GIVEN TASK: Copy every line of these records verbatim.
-- begin ENTRIES SUPPLIED --
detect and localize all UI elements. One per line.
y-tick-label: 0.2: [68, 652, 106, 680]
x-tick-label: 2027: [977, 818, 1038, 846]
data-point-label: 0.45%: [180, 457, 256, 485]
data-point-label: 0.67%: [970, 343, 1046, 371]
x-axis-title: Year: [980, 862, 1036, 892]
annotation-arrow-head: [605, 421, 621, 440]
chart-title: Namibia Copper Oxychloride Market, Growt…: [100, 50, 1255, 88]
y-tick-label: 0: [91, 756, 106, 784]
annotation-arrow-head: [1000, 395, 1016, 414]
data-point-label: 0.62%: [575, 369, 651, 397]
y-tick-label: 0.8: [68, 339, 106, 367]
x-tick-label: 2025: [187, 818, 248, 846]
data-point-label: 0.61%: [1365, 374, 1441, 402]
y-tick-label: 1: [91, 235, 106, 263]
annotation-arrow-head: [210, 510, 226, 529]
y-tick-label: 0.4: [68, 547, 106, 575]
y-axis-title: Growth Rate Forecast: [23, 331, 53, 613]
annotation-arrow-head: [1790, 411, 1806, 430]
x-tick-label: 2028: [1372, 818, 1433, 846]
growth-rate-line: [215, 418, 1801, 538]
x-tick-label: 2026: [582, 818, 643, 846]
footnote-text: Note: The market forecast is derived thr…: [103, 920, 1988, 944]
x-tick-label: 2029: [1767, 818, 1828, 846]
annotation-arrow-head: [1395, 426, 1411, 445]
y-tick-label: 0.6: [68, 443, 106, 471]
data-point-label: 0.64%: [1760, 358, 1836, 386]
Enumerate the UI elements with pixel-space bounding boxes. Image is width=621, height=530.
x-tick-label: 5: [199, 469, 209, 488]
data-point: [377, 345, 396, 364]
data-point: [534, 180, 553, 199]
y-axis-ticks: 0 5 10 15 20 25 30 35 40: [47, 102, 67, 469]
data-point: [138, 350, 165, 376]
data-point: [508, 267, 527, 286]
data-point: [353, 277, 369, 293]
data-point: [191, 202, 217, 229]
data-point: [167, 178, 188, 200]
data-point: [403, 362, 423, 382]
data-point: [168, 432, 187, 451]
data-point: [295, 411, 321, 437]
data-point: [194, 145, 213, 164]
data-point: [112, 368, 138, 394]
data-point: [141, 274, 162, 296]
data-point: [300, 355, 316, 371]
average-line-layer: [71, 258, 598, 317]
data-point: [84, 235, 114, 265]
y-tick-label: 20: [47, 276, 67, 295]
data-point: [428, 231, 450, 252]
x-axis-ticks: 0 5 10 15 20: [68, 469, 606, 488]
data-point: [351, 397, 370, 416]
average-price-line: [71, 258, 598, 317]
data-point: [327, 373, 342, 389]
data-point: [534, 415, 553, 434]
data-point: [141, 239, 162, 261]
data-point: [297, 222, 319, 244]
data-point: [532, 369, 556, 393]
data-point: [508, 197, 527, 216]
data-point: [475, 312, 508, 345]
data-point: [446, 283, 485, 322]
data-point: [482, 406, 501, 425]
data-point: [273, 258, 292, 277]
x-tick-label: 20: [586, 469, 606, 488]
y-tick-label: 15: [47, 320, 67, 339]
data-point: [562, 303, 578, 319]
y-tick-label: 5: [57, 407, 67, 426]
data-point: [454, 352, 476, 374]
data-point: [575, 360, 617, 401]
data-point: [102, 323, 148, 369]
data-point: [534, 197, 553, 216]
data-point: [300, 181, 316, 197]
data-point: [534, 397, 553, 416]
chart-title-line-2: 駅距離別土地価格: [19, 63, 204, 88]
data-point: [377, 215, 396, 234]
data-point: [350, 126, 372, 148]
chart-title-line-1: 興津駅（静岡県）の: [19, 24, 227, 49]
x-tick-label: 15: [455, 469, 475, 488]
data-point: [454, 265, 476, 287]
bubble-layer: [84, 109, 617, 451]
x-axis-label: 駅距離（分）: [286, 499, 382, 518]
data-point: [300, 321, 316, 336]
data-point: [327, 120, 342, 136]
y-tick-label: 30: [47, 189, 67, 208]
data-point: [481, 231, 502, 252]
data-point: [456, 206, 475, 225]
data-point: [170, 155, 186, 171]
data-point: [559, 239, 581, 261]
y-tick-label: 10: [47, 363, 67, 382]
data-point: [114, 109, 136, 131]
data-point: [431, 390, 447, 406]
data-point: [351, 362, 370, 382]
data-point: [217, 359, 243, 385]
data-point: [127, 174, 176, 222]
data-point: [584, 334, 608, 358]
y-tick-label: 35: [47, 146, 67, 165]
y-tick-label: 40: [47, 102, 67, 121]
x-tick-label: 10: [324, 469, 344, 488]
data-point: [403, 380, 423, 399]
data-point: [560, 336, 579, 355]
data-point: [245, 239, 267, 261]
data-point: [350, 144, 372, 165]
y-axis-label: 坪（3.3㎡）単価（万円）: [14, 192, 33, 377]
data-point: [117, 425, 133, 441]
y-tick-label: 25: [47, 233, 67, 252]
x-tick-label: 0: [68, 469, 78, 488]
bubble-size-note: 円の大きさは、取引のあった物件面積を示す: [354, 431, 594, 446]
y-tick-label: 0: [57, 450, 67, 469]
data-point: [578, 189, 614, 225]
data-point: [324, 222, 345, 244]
-- end ENTRIES SUPPLIED --
SOLVED PROBLEM:
detect and localize all UI elements. One per line.
y-tick-label: 0.2: [68, 652, 106, 680]
x-tick-label: 2027: [977, 818, 1038, 846]
data-point-label: 0.45%: [180, 457, 256, 485]
data-point-label: 0.67%: [970, 343, 1046, 371]
x-axis-title: Year: [980, 862, 1036, 892]
annotation-arrow-head: [605, 421, 621, 440]
chart-title: Namibia Copper Oxychloride Market, Growt…: [100, 50, 1255, 88]
y-tick-label: 0: [91, 756, 106, 784]
annotation-arrow-head: [1000, 395, 1016, 414]
data-point-label: 0.62%: [575, 369, 651, 397]
y-tick-label: 0.8: [68, 339, 106, 367]
x-tick-label: 2025: [187, 818, 248, 846]
data-point-label: 0.61%: [1365, 374, 1441, 402]
y-tick-label: 1: [91, 235, 106, 263]
annotation-arrow-head: [210, 510, 226, 529]
y-tick-label: 0.4: [68, 547, 106, 575]
y-axis-title: Growth Rate Forecast: [23, 331, 53, 613]
annotation-arrow-head: [1790, 411, 1806, 430]
x-tick-label: 2028: [1372, 818, 1433, 846]
growth-rate-line: [215, 418, 1801, 538]
x-tick-label: 2026: [582, 818, 643, 846]
footnote-text: Note: The market forecast is derived thr…: [103, 920, 1988, 944]
x-tick-label: 2029: [1767, 818, 1828, 846]
annotation-arrow-head: [1395, 426, 1411, 445]
y-tick-label: 0.6: [68, 443, 106, 471]
data-point-label: 0.64%: [1760, 358, 1836, 386]
Enumerate the UI elements with pixel-space bounding boxes. Image is width=621, height=530.
x-tick-label: 5: [199, 469, 209, 488]
data-point: [377, 345, 396, 364]
data-point: [534, 180, 553, 199]
y-axis-ticks: 0 5 10 15 20 25 30 35 40: [47, 102, 67, 469]
data-point: [138, 350, 165, 376]
data-point: [508, 267, 527, 286]
data-point: [353, 277, 369, 293]
data-point: [191, 202, 217, 229]
data-point: [167, 178, 188, 200]
data-point: [403, 362, 423, 382]
data-point: [168, 432, 187, 451]
data-point: [295, 411, 321, 437]
data-point: [194, 145, 213, 164]
data-point: [112, 368, 138, 394]
data-point: [141, 274, 162, 296]
data-point: [300, 355, 316, 371]
average-line-layer: [71, 258, 598, 317]
data-point: [84, 235, 114, 265]
y-tick-label: 20: [47, 276, 67, 295]
data-point: [428, 231, 450, 252]
x-axis-ticks: 0 5 10 15 20: [68, 469, 606, 488]
data-point: [351, 397, 370, 416]
average-price-line: [71, 258, 598, 317]
data-point: [327, 373, 342, 389]
data-point: [534, 415, 553, 434]
data-point: [141, 239, 162, 261]
data-point: [297, 222, 319, 244]
data-point: [532, 369, 556, 393]
data-point: [508, 197, 527, 216]
data-point: [475, 312, 508, 345]
data-point: [446, 283, 485, 322]
data-point: [482, 406, 501, 425]
data-point: [273, 258, 292, 277]
x-tick-label: 20: [586, 469, 606, 488]
y-tick-label: 15: [47, 320, 67, 339]
data-point: [562, 303, 578, 319]
y-tick-label: 5: [57, 407, 67, 426]
data-point: [454, 352, 476, 374]
data-point: [575, 360, 617, 401]
data-point: [102, 323, 148, 369]
data-point: [534, 197, 553, 216]
data-point: [300, 181, 316, 197]
data-point: [534, 397, 553, 416]
chart-title-line-2: 駅距離別土地価格: [19, 63, 204, 88]
data-point: [377, 215, 396, 234]
data-point: [350, 126, 372, 148]
chart-title-line-1: 興津駅（静岡県）の: [19, 24, 227, 49]
x-tick-label: 15: [455, 469, 475, 488]
data-point: [454, 265, 476, 287]
bubble-layer: [84, 109, 617, 451]
x-axis-label: 駅距離（分）: [286, 499, 382, 518]
data-point: [300, 321, 316, 336]
data-point: [327, 120, 342, 136]
y-tick-label: 30: [47, 189, 67, 208]
data-point: [481, 231, 502, 252]
data-point: [456, 206, 475, 225]
data-point: [170, 155, 186, 171]
data-point: [559, 239, 581, 261]
y-tick-label: 10: [47, 363, 67, 382]
data-point: [114, 109, 136, 131]
data-point: [431, 390, 447, 406]
data-point: [351, 362, 370, 382]
data-point: [217, 359, 243, 385]
data-point: [127, 174, 176, 222]
data-point: [584, 334, 608, 358]
y-tick-label: 35: [47, 146, 67, 165]
y-tick-label: 40: [47, 102, 67, 121]
x-tick-label: 10: [324, 469, 344, 488]
data-point: [403, 380, 423, 399]
data-point: [560, 336, 579, 355]
data-point: [245, 239, 267, 261]
data-point: [350, 144, 372, 165]
y-axis-label: 坪（3.3㎡）単価（万円）: [14, 192, 33, 377]
data-point: [117, 425, 133, 441]
y-tick-label: 25: [47, 233, 67, 252]
x-tick-label: 0: [68, 469, 78, 488]
bubble-size-note: 円の大きさは、取引のあった物件面積を示す: [354, 431, 594, 446]
y-tick-label: 0: [57, 450, 67, 469]
data-point: [578, 189, 614, 225]
data-point: [324, 222, 345, 244]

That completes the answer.